Reproduce the listing exactly and skip over any pictures.

- - -

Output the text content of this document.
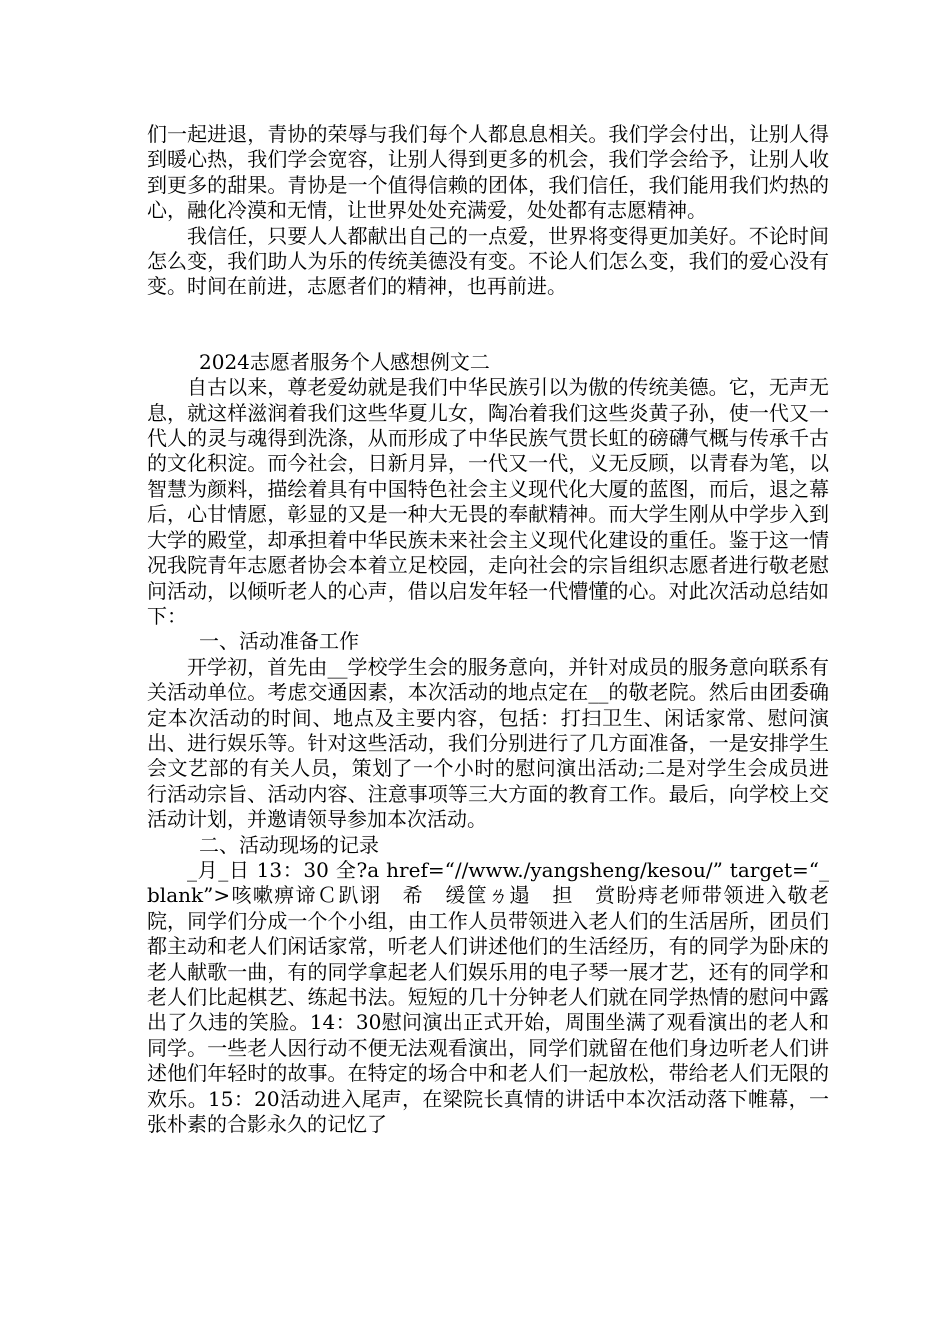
们一起进退，青协的荣辱与我们每个人都息息相关。我们学会付出，让别人得到暖心热，我们学会宽容，让别人得到更多的机会，我们学会给予，让别人收到更多的甜果。青协是一个值得信赖的团体，我们信任，我们能用我们灼热的心，融化冷漠和无情，让世界处处充满爱，处处都有志愿精神。

我信任，只要人人都献出自己的一点爱，世界将变得更加美好。不论时间怎么变，我们助人为乐的传统美德没有变。不论人们怎么变，我们的爱心没有变。时间在前进，志愿者们的精神，也再前进。

2024志愿者服务个人感想例文二

自古以来，尊老爱幼就是我们中华民族引以为傲的传统美德。它，无声无息，就这样滋润着我们这些华夏儿女，陶冶着我们这些炎黄子孙，使一代又一代人的灵与魂得到洗涤，从而形成了中华民族气贯长虹的磅礴气概与传承千古的文化积淀。而今社会，日新月异，一代又一代，义无反顾，以青春为笔，以智慧为颜料，描绘着具有中国特色社会主义现代化大厦的蓝图，而后，退之幕后，心甘情愿，彰显的又是一种大无畏的奉献精神。而大学生刚从中学步入到大学的殿堂，却承担着中华民族未来社会主义现代化建设的重任。鉴于这一情况我院青年志愿者协会本着立足校园，走向社会的宗旨组织志愿者进行敬老慰问活动，以倾听老人的心声，借以启发年轻一代懵懂的心。对此次活动总结如下：

一、活动准备工作

开学初，首先由__学校学生会的服务意向，并针对成员的服务意向联系有关活动单位。考虑交通因素，本次活动的地点定在__的敬老院。然后由团委确定本次活动的时间、地点及主要内容，包括：打扫卫生、闲话家常、慰问演出、进行娱乐等。针对这些活动，我们分别进行了几方面准备，一是安排学生会文艺部的有关人员，策划了一个小时的慰问演出活动;二是对学生会成员进行活动宗旨、活动内容、注意事项等三大方面的教育工作。最后，向学校上交活动计划，并邀请领导参加本次活动。

二、活动现场的记录

_月_日 13：30 全?a href=“//www./yangsheng/kesou/” target=“_blank”>咳嗽痹谛Ｃ趴诩　希　缓筐ㄌ遢　担　赏盼痔老师带领进入敬老院，同学们分成一个个小组，由工作人员带领进入老人们的生活居所，团员们都主动和老人们闲话家常，听老人们讲述他们的生活经历，有的同学为卧床的老人献歌一曲，有的同学拿起老人们娱乐用的电子琴一展才艺，还有的同学和老人们比起棋艺、练起书法。短短的几十分钟老人们就在同学热情的慰问中露出了久违的笑脸。14：30慰问演出正式开始，周围坐满了观看演出的老人和同学。一些老人因行动不便无法观看演出，同学们就留在他们身边听老人们讲述他们年轻时的故事。在特定的场合中和老人们一起放松，带给老人们无限的欢乐。15：20活动进入尾声，在梁院长真情的讲话中本次活动落下帷幕，一张朴素的合影永久的记忆了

- - -

SOLUTION TO THE EXERCISE:
Output the text content of this document.
们一起进退，青协的荣辱与我们每个人都息息相关。我们学会付出，让别人得到暖心热，我们学会宽容，让别人得到更多的机会，我们学会给予，让别人收到更多的甜果。青协是一个值得信赖的团体，我们信任，我们能用我们灼热的心，融化冷漠和无情，让世界处处充满爱，处处都有志愿精神。

我信任，只要人人都献出自己的一点爱，世界将变得更加美好。不论时间怎么变，我们助人为乐的传统美德没有变。不论人们怎么变，我们的爱心没有变。时间在前进，志愿者们的精神，也再前进。

2024志愿者服务个人感想例文二

自古以来，尊老爱幼就是我们中华民族引以为傲的传统美德。它，无声无息，就这样滋润着我们这些华夏儿女，陶冶着我们这些炎黄子孙，使一代又一代人的灵与魂得到洗涤，从而形成了中华民族气贯长虹的磅礴气概与传承千古的文化积淀。而今社会，日新月异，一代又一代，义无反顾，以青春为笔，以智慧为颜料，描绘着具有中国特色社会主义现代化大厦的蓝图，而后，退之幕后，心甘情愿，彰显的又是一种大无畏的奉献精神。而大学生刚从中学步入到大学的殿堂，却承担着中华民族未来社会主义现代化建设的重任。鉴于这一情况我院青年志愿者协会本着立足校园，走向社会的宗旨组织志愿者进行敬老慰问活动，以倾听老人的心声，借以启发年轻一代懵懂的心。对此次活动总结如下：

一、活动准备工作

开学初，首先由__学校学生会的服务意向，并针对成员的服务意向联系有关活动单位。考虑交通因素，本次活动的地点定在__的敬老院。然后由团委确定本次活动的时间、地点及主要内容，包括：打扫卫生、闲话家常、慰问演出、进行娱乐等。针对这些活动，我们分别进行了几方面准备，一是安排学生会文艺部的有关人员，策划了一个小时的慰问演出活动;二是对学生会成员进行活动宗旨、活动内容、注意事项等三大方面的教育工作。最后，向学校上交活动计划，并邀请领导参加本次活动。

二、活动现场的记录

_月_日 13：30 全?a href=“//www./yangsheng/kesou/” target=“_blank”>咳嗽痹谛Ｃ趴诩　希　缓筐ㄌ遢　担　赏盼痔老师带领进入敬老院，同学们分成一个个小组，由工作人员带领进入老人们的生活居所，团员们都主动和老人们闲话家常，听老人们讲述他们的生活经历，有的同学为卧床的老人献歌一曲，有的同学拿起老人们娱乐用的电子琴一展才艺，还有的同学和老人们比起棋艺、练起书法。短短的几十分钟老人们就在同学热情的慰问中露出了久违的笑脸。14：30慰问演出正式开始，周围坐满了观看演出的老人和同学。一些老人因行动不便无法观看演出，同学们就留在他们身边听老人们讲述他们年轻时的故事。在特定的场合中和老人们一起放松，带给老人们无限的欢乐。15：20活动进入尾声，在梁院长真情的讲话中本次活动落下帷幕，一张朴素的合影永久的记忆了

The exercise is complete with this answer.